- Problem details: State how many lines of the listing below include the word "with". Give only the number.

[Records excerpted from a collection]
_ _ _ _ _
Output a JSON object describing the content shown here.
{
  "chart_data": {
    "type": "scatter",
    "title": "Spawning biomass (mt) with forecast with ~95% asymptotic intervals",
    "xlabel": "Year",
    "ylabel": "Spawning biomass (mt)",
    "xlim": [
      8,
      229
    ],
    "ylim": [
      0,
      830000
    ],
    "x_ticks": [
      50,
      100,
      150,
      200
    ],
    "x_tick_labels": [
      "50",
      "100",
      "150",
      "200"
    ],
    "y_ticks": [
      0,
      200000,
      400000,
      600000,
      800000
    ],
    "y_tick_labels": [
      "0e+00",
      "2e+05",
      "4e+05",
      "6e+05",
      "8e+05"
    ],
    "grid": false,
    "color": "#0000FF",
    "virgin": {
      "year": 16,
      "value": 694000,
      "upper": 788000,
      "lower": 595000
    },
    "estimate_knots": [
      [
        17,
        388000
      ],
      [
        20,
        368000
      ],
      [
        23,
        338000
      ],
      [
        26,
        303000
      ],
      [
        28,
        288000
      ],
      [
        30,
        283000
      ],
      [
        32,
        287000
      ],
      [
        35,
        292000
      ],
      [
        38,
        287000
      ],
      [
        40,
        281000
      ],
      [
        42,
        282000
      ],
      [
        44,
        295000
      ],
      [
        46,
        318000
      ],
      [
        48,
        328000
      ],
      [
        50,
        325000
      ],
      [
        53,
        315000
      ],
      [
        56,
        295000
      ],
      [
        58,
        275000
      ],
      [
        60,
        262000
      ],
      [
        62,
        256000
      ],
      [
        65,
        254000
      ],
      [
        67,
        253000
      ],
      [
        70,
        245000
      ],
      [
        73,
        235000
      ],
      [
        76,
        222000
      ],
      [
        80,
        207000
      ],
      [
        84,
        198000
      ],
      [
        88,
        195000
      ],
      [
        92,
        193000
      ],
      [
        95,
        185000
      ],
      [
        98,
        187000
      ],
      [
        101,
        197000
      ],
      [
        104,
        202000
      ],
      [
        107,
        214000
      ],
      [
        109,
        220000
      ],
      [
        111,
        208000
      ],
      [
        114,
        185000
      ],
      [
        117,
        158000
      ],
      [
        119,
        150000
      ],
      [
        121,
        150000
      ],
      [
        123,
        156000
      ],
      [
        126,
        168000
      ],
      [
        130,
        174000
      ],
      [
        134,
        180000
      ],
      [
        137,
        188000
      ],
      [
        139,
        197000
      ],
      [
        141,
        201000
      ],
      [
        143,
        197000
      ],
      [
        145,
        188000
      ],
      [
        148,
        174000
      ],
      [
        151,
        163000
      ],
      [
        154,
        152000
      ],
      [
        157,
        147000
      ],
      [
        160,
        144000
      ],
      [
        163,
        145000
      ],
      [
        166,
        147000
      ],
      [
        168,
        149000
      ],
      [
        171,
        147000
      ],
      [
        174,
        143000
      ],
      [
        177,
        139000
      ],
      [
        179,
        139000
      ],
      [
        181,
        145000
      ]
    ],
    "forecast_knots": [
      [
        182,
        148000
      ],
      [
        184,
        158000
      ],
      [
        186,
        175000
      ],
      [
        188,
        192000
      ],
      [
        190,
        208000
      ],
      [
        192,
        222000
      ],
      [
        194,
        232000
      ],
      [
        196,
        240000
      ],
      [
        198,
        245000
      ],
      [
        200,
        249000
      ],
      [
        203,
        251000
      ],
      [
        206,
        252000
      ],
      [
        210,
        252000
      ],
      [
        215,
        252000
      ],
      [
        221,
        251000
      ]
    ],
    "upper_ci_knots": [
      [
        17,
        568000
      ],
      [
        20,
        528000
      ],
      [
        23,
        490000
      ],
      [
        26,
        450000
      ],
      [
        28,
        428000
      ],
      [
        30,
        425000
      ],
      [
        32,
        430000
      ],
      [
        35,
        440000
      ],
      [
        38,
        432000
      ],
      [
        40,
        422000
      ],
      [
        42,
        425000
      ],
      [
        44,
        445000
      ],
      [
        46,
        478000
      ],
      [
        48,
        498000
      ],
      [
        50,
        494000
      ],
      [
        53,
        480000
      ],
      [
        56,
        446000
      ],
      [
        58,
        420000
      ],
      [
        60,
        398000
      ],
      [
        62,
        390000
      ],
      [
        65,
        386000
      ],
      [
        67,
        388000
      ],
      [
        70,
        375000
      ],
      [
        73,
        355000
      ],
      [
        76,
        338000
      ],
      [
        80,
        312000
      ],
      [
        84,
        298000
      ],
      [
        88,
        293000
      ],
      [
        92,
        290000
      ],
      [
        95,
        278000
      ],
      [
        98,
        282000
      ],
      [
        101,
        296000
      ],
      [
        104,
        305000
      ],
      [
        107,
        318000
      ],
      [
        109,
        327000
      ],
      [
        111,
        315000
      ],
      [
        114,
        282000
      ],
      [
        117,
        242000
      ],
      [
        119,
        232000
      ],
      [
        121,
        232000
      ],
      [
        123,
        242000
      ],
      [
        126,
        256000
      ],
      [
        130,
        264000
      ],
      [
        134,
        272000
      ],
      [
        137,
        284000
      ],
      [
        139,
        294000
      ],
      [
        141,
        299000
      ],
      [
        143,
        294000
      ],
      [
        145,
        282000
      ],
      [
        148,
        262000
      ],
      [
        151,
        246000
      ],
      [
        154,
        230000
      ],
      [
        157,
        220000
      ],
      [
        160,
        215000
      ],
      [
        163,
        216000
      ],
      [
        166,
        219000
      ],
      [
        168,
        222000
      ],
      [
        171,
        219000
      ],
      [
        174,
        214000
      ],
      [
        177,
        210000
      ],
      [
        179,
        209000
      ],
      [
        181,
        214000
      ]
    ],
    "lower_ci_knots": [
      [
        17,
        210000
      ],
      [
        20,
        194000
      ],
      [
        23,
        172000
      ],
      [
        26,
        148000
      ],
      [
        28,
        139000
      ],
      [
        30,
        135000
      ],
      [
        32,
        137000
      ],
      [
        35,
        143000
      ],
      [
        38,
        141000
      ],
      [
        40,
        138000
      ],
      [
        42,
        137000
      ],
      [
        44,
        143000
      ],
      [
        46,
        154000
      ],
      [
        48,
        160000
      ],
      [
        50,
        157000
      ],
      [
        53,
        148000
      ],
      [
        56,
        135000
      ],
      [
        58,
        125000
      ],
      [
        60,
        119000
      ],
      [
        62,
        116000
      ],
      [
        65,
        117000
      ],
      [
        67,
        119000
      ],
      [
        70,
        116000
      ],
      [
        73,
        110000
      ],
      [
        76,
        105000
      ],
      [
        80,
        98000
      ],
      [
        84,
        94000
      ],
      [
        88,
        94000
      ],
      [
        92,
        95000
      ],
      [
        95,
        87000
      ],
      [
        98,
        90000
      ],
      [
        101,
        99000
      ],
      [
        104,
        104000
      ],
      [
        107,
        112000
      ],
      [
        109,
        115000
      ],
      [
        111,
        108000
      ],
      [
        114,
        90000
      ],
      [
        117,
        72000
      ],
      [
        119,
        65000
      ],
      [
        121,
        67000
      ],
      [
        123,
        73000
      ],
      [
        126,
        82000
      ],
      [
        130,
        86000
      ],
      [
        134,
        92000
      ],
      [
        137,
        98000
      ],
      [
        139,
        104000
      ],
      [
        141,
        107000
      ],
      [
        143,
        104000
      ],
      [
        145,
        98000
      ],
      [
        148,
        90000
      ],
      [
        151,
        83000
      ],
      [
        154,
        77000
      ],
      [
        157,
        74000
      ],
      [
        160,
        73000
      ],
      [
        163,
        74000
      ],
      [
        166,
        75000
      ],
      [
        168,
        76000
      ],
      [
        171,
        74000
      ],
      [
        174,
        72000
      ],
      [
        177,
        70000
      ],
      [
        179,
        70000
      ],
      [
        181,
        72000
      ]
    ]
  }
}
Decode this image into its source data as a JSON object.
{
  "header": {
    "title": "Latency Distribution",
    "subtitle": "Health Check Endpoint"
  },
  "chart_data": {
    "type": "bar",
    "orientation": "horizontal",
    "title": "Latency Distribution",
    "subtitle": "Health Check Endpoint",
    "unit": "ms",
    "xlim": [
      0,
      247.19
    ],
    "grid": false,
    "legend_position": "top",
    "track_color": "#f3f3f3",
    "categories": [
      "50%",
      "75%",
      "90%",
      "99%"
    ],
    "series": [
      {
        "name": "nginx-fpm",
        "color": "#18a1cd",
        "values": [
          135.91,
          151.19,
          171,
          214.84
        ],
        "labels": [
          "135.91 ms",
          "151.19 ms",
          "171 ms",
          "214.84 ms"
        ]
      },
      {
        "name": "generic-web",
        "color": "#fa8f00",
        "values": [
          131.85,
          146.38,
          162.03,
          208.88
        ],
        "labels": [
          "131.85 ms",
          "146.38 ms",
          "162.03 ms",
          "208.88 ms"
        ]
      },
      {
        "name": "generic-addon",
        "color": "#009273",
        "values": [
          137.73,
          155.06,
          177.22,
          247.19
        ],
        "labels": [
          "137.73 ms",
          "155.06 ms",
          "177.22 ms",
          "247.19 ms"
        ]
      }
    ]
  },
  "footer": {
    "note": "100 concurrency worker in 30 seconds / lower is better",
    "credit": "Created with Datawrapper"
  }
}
_ _ _ _ _
- Finished exercise: 2